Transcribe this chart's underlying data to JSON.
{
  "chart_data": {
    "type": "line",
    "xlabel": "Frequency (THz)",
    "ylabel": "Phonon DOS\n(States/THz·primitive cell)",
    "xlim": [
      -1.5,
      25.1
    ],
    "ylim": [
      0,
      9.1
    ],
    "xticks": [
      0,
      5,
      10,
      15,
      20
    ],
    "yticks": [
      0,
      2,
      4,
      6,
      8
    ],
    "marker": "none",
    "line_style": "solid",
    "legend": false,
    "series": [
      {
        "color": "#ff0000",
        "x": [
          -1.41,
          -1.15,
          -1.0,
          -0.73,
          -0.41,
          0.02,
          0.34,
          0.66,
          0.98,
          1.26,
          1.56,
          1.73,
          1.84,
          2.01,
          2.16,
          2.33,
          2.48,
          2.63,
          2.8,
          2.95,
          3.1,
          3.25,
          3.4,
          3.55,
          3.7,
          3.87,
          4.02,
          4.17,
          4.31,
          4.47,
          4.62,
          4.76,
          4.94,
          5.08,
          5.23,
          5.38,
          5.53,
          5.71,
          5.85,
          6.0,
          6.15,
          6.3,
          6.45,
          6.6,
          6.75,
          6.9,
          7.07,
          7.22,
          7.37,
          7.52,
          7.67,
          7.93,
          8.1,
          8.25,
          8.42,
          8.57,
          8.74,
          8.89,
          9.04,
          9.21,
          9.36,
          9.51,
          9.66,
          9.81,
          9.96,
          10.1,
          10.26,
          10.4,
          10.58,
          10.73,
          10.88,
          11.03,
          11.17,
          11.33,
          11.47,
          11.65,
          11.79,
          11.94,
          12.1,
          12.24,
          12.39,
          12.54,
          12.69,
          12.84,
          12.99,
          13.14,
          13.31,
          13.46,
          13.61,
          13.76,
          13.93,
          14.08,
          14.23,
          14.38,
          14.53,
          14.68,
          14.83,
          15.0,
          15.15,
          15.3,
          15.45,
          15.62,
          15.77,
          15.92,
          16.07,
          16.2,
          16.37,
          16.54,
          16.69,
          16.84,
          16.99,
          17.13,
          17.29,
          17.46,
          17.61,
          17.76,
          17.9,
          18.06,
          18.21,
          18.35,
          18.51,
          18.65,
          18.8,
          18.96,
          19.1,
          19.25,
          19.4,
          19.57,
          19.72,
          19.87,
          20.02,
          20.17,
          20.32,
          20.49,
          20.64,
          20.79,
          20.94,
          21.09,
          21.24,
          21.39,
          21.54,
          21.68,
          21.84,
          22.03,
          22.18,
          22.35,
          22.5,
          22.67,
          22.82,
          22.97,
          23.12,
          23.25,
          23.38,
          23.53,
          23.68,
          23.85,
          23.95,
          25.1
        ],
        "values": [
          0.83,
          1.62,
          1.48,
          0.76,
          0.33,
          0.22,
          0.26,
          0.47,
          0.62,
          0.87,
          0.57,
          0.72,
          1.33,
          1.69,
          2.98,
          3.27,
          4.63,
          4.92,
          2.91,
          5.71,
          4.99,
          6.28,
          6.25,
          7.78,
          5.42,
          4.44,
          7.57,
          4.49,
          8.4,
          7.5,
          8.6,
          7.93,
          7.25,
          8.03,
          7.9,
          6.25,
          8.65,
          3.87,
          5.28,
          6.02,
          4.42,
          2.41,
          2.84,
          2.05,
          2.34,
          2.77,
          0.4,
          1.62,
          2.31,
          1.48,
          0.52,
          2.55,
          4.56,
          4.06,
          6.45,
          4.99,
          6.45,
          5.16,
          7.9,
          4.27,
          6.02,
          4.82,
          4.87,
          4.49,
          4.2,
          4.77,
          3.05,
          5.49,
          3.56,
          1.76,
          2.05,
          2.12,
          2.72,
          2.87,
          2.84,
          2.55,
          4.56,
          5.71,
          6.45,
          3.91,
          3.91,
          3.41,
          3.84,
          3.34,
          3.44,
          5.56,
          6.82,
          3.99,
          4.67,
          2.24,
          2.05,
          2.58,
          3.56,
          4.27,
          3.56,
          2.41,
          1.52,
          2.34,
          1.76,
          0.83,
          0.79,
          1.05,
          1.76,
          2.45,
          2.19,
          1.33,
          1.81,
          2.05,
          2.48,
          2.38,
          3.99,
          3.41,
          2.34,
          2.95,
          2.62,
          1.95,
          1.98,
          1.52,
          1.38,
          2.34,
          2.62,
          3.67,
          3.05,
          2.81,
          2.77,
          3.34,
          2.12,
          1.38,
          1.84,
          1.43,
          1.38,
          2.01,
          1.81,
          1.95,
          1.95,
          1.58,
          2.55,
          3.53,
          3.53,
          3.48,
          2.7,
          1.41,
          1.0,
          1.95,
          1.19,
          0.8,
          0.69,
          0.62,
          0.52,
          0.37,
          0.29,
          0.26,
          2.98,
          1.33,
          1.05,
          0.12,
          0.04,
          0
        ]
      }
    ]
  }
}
□ □ □ □
Output all of the material exactly as written.

Transcribe this chart's underlying data to JSON.
{
  "chart_data": {
    "type": "line",
    "xlabel": "Frequency (THz)",
    "ylabel": "Phonon DOS\n(States/THz·primitive cell)",
    "xlim": [
      -1.5,
      25.1
    ],
    "ylim": [
      0,
      9.1
    ],
    "xticks": [
      0,
      5,
      10,
      15,
      20
    ],
    "yticks": [
      0,
      2,
      4,
      6,
      8
    ],
    "marker": "none",
    "line_style": "solid",
    "legend": false,
    "series": [
      {
        "color": "#ff0000",
        "x": [
          -1.41,
          -1.15,
          -1.0,
          -0.73,
          -0.41,
          0.02,
          0.34,
          0.66,
          0.98,
          1.26,
          1.56,
          1.73,
          1.84,
          2.01,
          2.16,
          2.33,
          2.48,
          2.63,
          2.8,
          2.95,
          3.1,
          3.25,
          3.4,
          3.55,
          3.7,
          3.87,
          4.02,
          4.17,
          4.31,
          4.47,
          4.62,
          4.76,
          4.94,
          5.08,
          5.23,
          5.38,
          5.53,
          5.71,
          5.85,
          6.0,
          6.15,
          6.3,
          6.45,
          6.6,
          6.75,
          6.9,
          7.07,
          7.22,
          7.37,
          7.52,
          7.67,
          7.93,
          8.1,
          8.25,
          8.42,
          8.57,
          8.74,
          8.89,
          9.04,
          9.21,
          9.36,
          9.51,
          9.66,
          9.81,
          9.96,
          10.1,
          10.26,
          10.4,
          10.58,
          10.73,
          10.88,
          11.03,
          11.17,
          11.33,
          11.47,
          11.65,
          11.79,
          11.94,
          12.1,
          12.24,
          12.39,
          12.54,
          12.69,
          12.84,
          12.99,
          13.14,
          13.31,
          13.46,
          13.61,
          13.76,
          13.93,
          14.08,
          14.23,
          14.38,
          14.53,
          14.68,
          14.83,
          15.0,
          15.15,
          15.3,
          15.45,
          15.62,
          15.77,
          15.92,
          16.07,
          16.2,
          16.37,
          16.54,
          16.69,
          16.84,
          16.99,
          17.13,
          17.29,
          17.46,
          17.61,
          17.76,
          17.9,
          18.06,
          18.21,
          18.35,
          18.51,
          18.65,
          18.8,
          18.96,
          19.1,
          19.25,
          19.4,
          19.57,
          19.72,
          19.87,
          20.02,
          20.17,
          20.32,
          20.49,
          20.64,
          20.79,
          20.94,
          21.09,
          21.24,
          21.39,
          21.54,
          21.68,
          21.84,
          22.03,
          22.18,
          22.35,
          22.5,
          22.67,
          22.82,
          22.97,
          23.12,
          23.25,
          23.38,
          23.53,
          23.68,
          23.85,
          23.95,
          25.1
        ],
        "values": [
          0.83,
          1.62,
          1.48,
          0.76,
          0.33,
          0.22,
          0.26,
          0.47,
          0.62,
          0.87,
          0.57,
          0.72,
          1.33,
          1.69,
          2.98,
          3.27,
          4.63,
          4.92,
          2.91,
          5.71,
          4.99,
          6.28,
          6.25,
          7.78,
          5.42,
          4.44,
          7.57,
          4.49,
          8.4,
          7.5,
          8.6,
          7.93,
          7.25,
          8.03,
          7.9,
          6.25,
          8.65,
          3.87,
          5.28,
          6.02,
          4.42,
          2.41,
          2.84,
          2.05,
          2.34,
          2.77,
          0.4,
          1.62,
          2.31,
          1.48,
          0.52,
          2.55,
          4.56,
          4.06,
          6.45,
          4.99,
          6.45,
          5.16,
          7.9,
          4.27,
          6.02,
          4.82,
          4.87,
          4.49,
          4.2,
          4.77,
          3.05,
          5.49,
          3.56,
          1.76,
          2.05,
          2.12,
          2.72,
          2.87,
          2.84,
          2.55,
          4.56,
          5.71,
          6.45,
          3.91,
          3.91,
          3.41,
          3.84,
          3.34,
          3.44,
          5.56,
          6.82,
          3.99,
          4.67,
          2.24,
          2.05,
          2.58,
          3.56,
          4.27,
          3.56,
          2.41,
          1.52,
          2.34,
          1.76,
          0.83,
          0.79,
          1.05,
          1.76,
          2.45,
          2.19,
          1.33,
          1.81,
          2.05,
          2.48,
          2.38,
          3.99,
          3.41,
          2.34,
          2.95,
          2.62,
          1.95,
          1.98,
          1.52,
          1.38,
          2.34,
          2.62,
          3.67,
          3.05,
          2.81,
          2.77,
          3.34,
          2.12,
          1.38,
          1.84,
          1.43,
          1.38,
          2.01,
          1.81,
          1.95,
          1.95,
          1.58,
          2.55,
          3.53,
          3.53,
          3.48,
          2.7,
          1.41,
          1.0,
          1.95,
          1.19,
          0.8,
          0.69,
          0.62,
          0.52,
          0.37,
          0.29,
          0.26,
          2.98,
          1.33,
          1.05,
          0.12,
          0.04,
          0
        ]
      }
    ]
  }
}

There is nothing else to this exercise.